• **SET TASK**
Look for "this" in the listing below. Gather each line that contains it.

○ ○ ○

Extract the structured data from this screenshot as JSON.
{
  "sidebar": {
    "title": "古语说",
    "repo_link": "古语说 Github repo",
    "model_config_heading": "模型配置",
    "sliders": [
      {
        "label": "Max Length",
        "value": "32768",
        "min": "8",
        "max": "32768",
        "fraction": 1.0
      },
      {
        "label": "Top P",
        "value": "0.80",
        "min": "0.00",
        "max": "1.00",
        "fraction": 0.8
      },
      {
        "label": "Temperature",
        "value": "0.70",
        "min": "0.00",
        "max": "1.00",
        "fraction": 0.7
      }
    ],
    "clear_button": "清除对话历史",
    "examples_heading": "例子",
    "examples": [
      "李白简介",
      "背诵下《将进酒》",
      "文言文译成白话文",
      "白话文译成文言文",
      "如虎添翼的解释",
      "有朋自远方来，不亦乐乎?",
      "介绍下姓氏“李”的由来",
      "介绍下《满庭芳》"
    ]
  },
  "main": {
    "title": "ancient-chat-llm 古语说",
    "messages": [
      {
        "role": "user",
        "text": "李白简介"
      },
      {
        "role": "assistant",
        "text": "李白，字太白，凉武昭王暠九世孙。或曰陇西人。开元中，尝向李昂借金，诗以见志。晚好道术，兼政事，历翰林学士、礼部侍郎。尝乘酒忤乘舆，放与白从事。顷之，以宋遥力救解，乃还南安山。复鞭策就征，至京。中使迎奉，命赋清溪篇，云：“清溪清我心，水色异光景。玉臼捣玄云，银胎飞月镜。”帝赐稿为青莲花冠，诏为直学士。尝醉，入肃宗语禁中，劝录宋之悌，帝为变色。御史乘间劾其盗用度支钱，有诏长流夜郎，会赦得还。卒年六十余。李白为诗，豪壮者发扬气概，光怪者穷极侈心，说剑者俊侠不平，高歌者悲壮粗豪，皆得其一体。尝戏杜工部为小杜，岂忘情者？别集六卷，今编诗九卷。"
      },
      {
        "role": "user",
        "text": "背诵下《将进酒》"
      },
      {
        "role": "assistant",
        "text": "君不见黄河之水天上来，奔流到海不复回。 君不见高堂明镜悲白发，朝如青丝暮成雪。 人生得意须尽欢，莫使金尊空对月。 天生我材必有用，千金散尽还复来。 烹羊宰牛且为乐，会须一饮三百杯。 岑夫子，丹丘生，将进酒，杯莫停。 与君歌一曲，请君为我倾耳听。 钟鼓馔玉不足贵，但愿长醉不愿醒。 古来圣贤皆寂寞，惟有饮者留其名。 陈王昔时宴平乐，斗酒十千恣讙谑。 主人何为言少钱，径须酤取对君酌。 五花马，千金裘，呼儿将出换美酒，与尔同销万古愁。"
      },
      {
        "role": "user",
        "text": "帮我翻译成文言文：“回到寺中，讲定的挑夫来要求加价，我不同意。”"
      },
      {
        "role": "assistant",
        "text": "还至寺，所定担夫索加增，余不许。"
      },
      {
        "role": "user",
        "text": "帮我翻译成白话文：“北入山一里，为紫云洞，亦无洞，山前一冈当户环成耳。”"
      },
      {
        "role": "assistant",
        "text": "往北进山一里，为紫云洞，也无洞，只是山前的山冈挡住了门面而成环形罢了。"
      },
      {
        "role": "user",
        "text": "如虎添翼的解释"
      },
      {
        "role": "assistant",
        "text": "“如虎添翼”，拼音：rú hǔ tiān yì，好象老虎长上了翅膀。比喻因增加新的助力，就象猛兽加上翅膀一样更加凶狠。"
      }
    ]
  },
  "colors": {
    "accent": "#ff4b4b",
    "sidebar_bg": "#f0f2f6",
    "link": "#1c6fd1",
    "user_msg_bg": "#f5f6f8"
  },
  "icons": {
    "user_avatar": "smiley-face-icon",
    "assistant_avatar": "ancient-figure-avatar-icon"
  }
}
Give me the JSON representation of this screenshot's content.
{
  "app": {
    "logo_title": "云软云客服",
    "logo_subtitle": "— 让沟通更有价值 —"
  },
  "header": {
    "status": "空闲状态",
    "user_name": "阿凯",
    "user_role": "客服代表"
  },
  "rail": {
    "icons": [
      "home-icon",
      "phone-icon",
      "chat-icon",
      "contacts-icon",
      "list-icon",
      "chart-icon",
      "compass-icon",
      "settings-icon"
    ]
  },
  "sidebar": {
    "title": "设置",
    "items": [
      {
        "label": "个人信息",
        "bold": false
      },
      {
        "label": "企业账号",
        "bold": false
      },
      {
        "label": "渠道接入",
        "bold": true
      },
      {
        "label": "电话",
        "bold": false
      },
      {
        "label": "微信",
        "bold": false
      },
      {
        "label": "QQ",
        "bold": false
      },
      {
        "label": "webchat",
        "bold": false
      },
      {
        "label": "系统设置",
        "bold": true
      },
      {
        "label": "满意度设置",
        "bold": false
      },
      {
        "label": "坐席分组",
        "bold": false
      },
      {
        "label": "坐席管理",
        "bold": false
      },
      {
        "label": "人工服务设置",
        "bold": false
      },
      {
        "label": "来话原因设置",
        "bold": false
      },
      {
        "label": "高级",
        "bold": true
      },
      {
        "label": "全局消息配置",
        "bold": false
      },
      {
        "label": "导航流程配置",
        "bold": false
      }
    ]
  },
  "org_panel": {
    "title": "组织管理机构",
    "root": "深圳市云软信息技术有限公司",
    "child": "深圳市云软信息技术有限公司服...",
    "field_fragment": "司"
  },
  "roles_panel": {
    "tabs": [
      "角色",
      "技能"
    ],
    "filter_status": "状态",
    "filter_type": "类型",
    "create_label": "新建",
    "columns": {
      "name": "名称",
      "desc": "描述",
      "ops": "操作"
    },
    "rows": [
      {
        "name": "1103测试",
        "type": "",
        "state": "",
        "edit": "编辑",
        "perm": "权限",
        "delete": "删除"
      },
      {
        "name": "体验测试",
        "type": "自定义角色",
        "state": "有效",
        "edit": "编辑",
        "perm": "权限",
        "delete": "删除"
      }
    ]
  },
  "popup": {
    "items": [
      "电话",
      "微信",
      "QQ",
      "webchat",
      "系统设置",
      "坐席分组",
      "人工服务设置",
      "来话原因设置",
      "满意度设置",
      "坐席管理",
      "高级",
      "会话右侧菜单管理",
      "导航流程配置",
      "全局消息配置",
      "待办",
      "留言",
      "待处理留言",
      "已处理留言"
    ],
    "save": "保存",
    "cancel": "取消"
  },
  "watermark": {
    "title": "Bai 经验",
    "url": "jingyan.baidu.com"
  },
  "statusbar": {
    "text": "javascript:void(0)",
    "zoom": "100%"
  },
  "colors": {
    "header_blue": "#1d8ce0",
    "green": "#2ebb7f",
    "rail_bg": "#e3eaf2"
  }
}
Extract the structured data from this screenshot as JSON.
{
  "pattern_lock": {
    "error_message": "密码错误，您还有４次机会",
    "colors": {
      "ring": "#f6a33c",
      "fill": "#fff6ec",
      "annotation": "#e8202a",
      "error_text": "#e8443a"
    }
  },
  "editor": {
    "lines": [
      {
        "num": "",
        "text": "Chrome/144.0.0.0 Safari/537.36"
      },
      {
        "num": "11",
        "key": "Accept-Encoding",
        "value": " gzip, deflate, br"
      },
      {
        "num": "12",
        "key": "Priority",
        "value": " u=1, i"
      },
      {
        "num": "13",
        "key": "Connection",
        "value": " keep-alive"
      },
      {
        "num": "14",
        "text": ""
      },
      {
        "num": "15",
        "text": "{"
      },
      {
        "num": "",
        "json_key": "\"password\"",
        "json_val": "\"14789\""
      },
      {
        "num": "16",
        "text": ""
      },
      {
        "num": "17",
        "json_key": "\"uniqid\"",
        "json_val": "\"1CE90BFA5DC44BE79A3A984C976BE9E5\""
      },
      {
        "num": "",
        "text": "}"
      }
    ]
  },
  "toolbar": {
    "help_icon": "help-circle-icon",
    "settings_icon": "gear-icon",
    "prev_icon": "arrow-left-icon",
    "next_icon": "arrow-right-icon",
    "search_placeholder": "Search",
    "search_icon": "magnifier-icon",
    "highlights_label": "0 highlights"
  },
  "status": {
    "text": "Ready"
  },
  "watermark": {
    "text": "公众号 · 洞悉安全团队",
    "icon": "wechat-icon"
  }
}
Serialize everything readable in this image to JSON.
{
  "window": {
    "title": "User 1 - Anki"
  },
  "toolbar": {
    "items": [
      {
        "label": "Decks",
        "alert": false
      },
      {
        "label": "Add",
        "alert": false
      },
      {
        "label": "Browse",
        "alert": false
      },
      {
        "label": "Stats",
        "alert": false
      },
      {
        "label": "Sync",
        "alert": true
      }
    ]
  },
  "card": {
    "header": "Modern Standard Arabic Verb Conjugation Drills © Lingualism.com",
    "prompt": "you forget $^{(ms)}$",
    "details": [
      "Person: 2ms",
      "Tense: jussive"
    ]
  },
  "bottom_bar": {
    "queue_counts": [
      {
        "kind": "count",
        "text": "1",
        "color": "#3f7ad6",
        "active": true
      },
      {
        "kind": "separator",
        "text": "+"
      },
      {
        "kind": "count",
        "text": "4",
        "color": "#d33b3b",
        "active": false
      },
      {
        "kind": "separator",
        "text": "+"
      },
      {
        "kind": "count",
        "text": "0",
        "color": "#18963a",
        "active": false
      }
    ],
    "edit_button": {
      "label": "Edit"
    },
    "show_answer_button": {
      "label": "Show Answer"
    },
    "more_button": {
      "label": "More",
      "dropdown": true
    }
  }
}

○ ○ ○

• **WRITTEN SOLUTION**
Extract the structured data from this screenshot as JSON.
Give me the JSON representation of this screenshot's content.
Extract the structured data from this screenshot as JSON.
Serialize everything readable in this image to JSON.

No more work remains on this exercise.